Recorded data.
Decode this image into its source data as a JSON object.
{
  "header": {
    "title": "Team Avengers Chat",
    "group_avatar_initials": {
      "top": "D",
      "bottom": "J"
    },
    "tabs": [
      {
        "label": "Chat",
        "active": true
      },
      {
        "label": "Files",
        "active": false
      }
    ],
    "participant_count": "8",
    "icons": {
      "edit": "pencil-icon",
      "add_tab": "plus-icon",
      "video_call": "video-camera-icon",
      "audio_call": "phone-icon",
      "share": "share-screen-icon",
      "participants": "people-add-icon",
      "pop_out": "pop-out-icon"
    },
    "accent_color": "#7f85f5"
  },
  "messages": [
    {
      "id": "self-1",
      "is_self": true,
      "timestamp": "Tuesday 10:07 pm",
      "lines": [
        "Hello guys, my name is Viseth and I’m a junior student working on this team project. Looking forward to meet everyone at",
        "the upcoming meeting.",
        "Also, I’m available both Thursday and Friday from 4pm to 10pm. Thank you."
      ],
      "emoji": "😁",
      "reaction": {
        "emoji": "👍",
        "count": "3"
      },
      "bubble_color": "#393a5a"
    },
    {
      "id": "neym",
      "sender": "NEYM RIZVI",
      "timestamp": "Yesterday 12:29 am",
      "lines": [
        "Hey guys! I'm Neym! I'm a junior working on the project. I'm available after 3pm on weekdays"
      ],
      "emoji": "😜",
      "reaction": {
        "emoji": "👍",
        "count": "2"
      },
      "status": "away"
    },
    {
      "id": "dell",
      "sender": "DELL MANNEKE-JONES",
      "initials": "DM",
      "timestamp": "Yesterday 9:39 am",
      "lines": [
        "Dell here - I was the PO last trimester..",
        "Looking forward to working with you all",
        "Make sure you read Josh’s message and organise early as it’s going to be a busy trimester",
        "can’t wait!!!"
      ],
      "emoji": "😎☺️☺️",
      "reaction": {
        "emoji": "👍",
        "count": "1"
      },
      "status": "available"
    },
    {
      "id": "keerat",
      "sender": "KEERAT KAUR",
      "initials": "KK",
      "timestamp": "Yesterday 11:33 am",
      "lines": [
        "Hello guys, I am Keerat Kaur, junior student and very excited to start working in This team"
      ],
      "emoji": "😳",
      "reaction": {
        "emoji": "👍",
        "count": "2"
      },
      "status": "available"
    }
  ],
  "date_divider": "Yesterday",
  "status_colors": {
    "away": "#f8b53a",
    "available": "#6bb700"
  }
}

Instructions to follow. Copy all lines of the material above where the string "available" occurs.

Expected answer.
        "Also, I’m available both Thursday and Friday from 4pm to 10pm. Thank you."
        "Hey guys! I'm Neym! I'm a junior working on the project. I'm available after 3pm on weekdays"
      "status": "available"
      "status": "available"
    "available": "#6bb700"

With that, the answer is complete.